— begin —

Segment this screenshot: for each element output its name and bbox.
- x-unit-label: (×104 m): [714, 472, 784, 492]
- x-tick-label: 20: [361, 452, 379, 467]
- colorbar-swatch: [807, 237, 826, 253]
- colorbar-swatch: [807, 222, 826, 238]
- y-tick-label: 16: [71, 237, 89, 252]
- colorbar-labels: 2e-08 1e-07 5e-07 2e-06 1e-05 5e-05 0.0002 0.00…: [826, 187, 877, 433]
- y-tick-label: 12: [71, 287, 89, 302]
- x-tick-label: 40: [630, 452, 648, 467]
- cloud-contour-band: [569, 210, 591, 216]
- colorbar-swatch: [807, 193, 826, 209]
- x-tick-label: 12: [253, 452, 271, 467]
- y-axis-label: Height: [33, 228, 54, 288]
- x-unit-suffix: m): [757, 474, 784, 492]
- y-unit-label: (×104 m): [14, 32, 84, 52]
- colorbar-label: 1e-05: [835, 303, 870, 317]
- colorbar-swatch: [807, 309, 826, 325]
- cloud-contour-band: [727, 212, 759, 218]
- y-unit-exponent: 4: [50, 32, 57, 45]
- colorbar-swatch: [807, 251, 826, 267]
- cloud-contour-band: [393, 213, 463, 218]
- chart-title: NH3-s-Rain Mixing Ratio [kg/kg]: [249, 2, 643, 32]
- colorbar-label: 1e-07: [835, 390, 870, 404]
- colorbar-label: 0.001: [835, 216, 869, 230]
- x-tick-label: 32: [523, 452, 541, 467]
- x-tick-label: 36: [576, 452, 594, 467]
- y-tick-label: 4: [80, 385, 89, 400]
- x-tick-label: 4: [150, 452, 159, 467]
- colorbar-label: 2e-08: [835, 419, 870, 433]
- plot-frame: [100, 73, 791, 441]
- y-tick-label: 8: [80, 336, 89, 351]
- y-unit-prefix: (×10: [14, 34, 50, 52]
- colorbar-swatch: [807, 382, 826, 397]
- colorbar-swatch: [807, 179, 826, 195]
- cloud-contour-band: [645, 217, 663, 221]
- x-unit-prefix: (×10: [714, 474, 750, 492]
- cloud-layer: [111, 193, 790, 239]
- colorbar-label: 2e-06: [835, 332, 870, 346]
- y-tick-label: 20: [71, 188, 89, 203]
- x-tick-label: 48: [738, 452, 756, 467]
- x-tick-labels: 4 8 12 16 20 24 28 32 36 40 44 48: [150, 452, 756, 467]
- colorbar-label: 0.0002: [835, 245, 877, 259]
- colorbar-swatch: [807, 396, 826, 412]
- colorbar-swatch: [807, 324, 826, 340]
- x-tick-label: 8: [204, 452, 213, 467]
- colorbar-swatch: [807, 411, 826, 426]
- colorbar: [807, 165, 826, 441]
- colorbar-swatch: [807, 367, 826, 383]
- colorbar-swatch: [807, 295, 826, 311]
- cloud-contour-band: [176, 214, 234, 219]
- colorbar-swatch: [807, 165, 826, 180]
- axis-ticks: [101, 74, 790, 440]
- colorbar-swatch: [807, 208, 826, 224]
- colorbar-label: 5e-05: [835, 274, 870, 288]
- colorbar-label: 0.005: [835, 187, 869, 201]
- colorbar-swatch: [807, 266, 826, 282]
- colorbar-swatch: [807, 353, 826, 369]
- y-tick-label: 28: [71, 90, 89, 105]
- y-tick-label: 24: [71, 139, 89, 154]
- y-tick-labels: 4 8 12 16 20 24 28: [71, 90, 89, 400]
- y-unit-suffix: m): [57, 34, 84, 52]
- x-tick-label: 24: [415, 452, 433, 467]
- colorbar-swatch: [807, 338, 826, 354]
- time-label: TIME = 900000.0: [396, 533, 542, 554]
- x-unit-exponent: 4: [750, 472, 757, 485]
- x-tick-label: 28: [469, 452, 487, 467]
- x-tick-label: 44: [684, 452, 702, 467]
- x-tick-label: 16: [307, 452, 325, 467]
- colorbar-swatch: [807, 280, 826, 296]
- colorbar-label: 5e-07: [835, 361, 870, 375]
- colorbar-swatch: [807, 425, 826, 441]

— end —

__Given instruction__
Rewrite every line of the material above as a numbered list, leaving out any blank lines.

__Response below__
1. Segment this screenshot: for each element output its name and bbox.
2. - x-unit-label: (×104 m): [714, 472, 784, 492]
3. - x-tick-label: 20: [361, 452, 379, 467]
4. - colorbar-swatch: [807, 237, 826, 253]
5. - colorbar-swatch: [807, 222, 826, 238]
6. - y-tick-label: 16: [71, 237, 89, 252]
7. - colorbar-labels: 2e-08 1e-07 5e-07 2e-06 1e-05 5e-05 0.0002 0.00…: [826, 187, 877, 433]
8. - y-tick-label: 12: [71, 287, 89, 302]
9. - x-tick-label: 40: [630, 452, 648, 467]
10. - cloud-contour-band: [569, 210, 591, 216]
11. - colorbar-swatch: [807, 193, 826, 209]
12. - x-tick-label: 12: [253, 452, 271, 467]
13. - y-axis-label: Height: [33, 228, 54, 288]
14. - x-unit-suffix: m): [757, 474, 784, 492]
15. - y-unit-label: (×104 m): [14, 32, 84, 52]
16. - colorbar-label: 1e-05: [835, 303, 870, 317]
17. - colorbar-swatch: [807, 309, 826, 325]
18. - cloud-contour-band: [727, 212, 759, 218]
19. - y-unit-exponent: 4: [50, 32, 57, 45]
20. - colorbar-swatch: [807, 251, 826, 267]
21. - cloud-contour-band: [393, 213, 463, 218]
22. - chart-title: NH3-s-Rain Mixing Ratio [kg/kg]: [249, 2, 643, 32]
23. - colorbar-label: 1e-07: [835, 390, 870, 404]
24. - colorbar-label: 0.001: [835, 216, 869, 230]
25. - x-tick-label: 32: [523, 452, 541, 467]
26. - x-tick-label: 36: [576, 452, 594, 467]
27. - y-tick-label: 4: [80, 385, 89, 400]
28. - x-tick-label: 4: [150, 452, 159, 467]
29. - colorbar-label: 2e-08: [835, 419, 870, 433]
30. - plot-frame: [100, 73, 791, 441]
31. - y-tick-label: 8: [80, 336, 89, 351]
32. - y-unit-prefix: (×10: [14, 34, 50, 52]
33. - colorbar-swatch: [807, 382, 826, 397]
34. - colorbar-swatch: [807, 179, 826, 195]
35. - cloud-contour-band: [645, 217, 663, 221]
36. - x-unit-prefix: (×10: [714, 474, 750, 492]
37. - cloud-layer: [111, 193, 790, 239]
38. - colorbar-label: 2e-06: [835, 332, 870, 346]
39. - y-tick-label: 20: [71, 188, 89, 203]
40. - x-tick-label: 48: [738, 452, 756, 467]
41. - x-tick-labels: 4 8 12 16 20 24 28 32 36 40 44 48: [150, 452, 756, 467]
42. - colorbar-label: 0.0002: [835, 245, 877, 259]
43. - colorbar-swatch: [807, 396, 826, 412]
44. - colorbar-swatch: [807, 324, 826, 340]
45. - x-tick-label: 8: [204, 452, 213, 467]
46. - colorbar-swatch: [807, 411, 826, 426]
47. - colorbar: [807, 165, 826, 441]
48. - colorbar-swatch: [807, 367, 826, 383]
49. - colorbar-swatch: [807, 295, 826, 311]
50. - cloud-contour-band: [176, 214, 234, 219]
51. - colorbar-swatch: [807, 165, 826, 180]
52. - axis-ticks: [101, 74, 790, 440]
53. - colorbar-swatch: [807, 208, 826, 224]
54. - colorbar-label: 5e-05: [835, 274, 870, 288]
55. - colorbar-label: 0.005: [835, 187, 869, 201]
56. - colorbar-swatch: [807, 266, 826, 282]
57. - colorbar-swatch: [807, 353, 826, 369]
58. - y-tick-label: 28: [71, 90, 89, 105]
59. - y-tick-label: 24: [71, 139, 89, 154]
60. - y-tick-labels: 4 8 12 16 20 24 28: [71, 90, 89, 400]
61. - y-unit-suffix: m): [57, 34, 84, 52]
62. - x-tick-label: 24: [415, 452, 433, 467]
63. - colorbar-swatch: [807, 338, 826, 354]
64. - time-label: TIME = 900000.0: [396, 533, 542, 554]
65. - x-unit-exponent: 4: [750, 472, 757, 485]
66. - x-tick-label: 28: [469, 452, 487, 467]
67. - x-tick-label: 44: [684, 452, 702, 467]
68. - x-tick-label: 16: [307, 452, 325, 467]
69. - colorbar-swatch: [807, 280, 826, 296]
70. - colorbar-label: 5e-07: [835, 361, 870, 375]
71. - colorbar-swatch: [807, 425, 826, 441]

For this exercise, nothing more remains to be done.